» TASK DIRECTIONS
Write out the data again in full, exactly as it reads.

» DATA SECTION
════════
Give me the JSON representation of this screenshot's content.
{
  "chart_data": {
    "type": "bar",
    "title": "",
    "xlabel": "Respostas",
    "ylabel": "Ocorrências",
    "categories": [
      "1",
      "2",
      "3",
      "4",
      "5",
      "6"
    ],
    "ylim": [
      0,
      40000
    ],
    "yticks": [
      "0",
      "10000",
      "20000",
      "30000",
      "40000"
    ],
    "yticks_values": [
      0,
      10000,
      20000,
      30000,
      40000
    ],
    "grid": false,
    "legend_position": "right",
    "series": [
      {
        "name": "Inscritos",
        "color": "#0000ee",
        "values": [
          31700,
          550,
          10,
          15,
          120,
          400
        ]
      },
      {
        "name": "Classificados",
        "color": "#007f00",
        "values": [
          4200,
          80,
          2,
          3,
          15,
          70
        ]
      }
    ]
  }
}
════════
» THE OUTPUT
Give me the JSON representation of this screenshot's content.
{
  "chart_data": {
    "type": "bar",
    "title": "",
    "xlabel": "Respostas",
    "ylabel": "Ocorrências",
    "categories": [
      "1",
      "2",
      "3",
      "4",
      "5",
      "6"
    ],
    "ylim": [
      0,
      40000
    ],
    "yticks": [
      "0",
      "10000",
      "20000",
      "30000",
      "40000"
    ],
    "yticks_values": [
      0,
      10000,
      20000,
      30000,
      40000
    ],
    "grid": false,
    "legend_position": "right",
    "series": [
      {
        "name": "Inscritos",
        "color": "#0000ee",
        "values": [
          31700,
          550,
          10,
          15,
          120,
          400
        ]
      },
      {
        "name": "Classificados",
        "color": "#007f00",
        "values": [
          4200,
          80,
          2,
          3,
          15,
          70
        ]
      }
    ]
  }
}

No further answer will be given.